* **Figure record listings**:
━━━━━━━━━━
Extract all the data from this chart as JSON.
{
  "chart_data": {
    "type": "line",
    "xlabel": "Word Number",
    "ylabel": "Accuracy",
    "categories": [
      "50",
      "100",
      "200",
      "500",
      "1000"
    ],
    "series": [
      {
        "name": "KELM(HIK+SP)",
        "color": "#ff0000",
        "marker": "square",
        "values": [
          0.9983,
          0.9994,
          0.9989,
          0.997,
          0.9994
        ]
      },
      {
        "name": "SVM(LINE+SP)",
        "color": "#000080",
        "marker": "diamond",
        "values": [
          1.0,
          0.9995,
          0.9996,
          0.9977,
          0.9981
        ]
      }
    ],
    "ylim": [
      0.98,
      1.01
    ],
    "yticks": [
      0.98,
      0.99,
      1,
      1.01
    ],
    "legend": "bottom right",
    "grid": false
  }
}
━━━━━━━━━━
Print every entry exactly as it appears.

Extract all the data from this chart as JSON.
{
  "chart_data": {
    "type": "line",
    "xlabel": "Word Number",
    "ylabel": "Accuracy",
    "categories": [
      "50",
      "100",
      "200",
      "500",
      "1000"
    ],
    "series": [
      {
        "name": "KELM(HIK+SP)",
        "color": "#ff0000",
        "marker": "square",
        "values": [
          0.9983,
          0.9994,
          0.9989,
          0.997,
          0.9994
        ]
      },
      {
        "name": "SVM(LINE+SP)",
        "color": "#000080",
        "marker": "diamond",
        "values": [
          1.0,
          0.9995,
          0.9996,
          0.9977,
          0.9981
        ]
      }
    ],
    "ylim": [
      0.98,
      1.01
    ],
    "yticks": [
      0.98,
      0.99,
      1,
      1.01
    ],
    "legend": "bottom right",
    "grid": false
  }
}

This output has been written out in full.